=== Begin Enclosure ===

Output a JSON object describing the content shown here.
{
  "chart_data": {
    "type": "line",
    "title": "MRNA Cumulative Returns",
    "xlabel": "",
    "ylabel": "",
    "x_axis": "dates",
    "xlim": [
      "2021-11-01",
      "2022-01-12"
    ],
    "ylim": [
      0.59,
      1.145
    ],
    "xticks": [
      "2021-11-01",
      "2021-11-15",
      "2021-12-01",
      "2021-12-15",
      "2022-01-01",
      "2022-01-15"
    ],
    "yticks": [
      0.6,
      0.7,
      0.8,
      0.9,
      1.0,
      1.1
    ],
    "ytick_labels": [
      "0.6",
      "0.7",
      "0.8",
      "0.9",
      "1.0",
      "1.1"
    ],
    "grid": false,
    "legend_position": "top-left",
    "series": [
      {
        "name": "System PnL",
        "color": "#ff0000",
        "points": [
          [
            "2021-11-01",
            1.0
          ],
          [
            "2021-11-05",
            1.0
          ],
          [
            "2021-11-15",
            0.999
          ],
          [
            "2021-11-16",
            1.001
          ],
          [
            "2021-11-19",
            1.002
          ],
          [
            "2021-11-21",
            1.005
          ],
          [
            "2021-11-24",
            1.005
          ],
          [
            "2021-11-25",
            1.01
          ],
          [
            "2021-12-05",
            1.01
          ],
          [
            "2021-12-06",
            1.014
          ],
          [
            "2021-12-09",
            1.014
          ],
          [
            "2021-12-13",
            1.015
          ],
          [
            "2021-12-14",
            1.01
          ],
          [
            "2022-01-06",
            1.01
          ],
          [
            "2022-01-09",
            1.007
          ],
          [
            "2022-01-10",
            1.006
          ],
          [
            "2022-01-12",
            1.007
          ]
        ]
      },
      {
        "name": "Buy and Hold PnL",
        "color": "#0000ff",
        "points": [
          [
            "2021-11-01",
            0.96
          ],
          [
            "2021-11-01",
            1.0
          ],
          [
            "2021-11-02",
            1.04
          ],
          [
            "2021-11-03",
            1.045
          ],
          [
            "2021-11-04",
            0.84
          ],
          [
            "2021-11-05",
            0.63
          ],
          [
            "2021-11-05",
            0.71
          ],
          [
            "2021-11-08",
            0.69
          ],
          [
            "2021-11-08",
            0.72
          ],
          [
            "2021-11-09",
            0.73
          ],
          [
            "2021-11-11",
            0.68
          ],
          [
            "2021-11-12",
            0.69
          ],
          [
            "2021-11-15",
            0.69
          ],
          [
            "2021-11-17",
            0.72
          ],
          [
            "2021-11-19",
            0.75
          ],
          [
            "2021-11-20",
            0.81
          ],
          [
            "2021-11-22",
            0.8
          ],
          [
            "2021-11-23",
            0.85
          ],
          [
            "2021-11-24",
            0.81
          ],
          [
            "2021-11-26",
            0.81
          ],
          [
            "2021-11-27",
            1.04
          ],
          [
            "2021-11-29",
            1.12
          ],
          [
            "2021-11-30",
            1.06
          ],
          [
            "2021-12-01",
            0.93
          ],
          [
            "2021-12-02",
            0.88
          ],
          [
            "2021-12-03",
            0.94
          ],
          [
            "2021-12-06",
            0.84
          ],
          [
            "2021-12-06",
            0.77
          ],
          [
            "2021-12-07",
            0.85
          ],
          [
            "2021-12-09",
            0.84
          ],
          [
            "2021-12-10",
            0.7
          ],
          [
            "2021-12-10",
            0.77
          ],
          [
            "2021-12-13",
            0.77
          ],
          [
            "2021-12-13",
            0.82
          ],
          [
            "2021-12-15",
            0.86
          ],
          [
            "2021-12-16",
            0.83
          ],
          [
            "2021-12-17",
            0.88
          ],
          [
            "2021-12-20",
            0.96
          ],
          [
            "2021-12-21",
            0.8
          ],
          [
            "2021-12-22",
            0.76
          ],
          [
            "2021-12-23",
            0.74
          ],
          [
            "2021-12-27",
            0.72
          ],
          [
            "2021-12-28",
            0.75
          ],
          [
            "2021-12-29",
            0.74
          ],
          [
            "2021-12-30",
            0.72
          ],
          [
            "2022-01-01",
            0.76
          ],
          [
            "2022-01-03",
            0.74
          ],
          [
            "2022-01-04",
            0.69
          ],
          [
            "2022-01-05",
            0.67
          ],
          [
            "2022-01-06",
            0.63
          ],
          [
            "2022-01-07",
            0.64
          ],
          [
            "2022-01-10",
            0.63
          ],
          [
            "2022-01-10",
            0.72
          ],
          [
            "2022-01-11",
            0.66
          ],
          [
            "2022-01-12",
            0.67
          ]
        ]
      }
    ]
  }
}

=== End Enclosure ===

What you have to do | For the word "name", please count the lines in the data where it appears and respond with the number only.

Exercise output | 2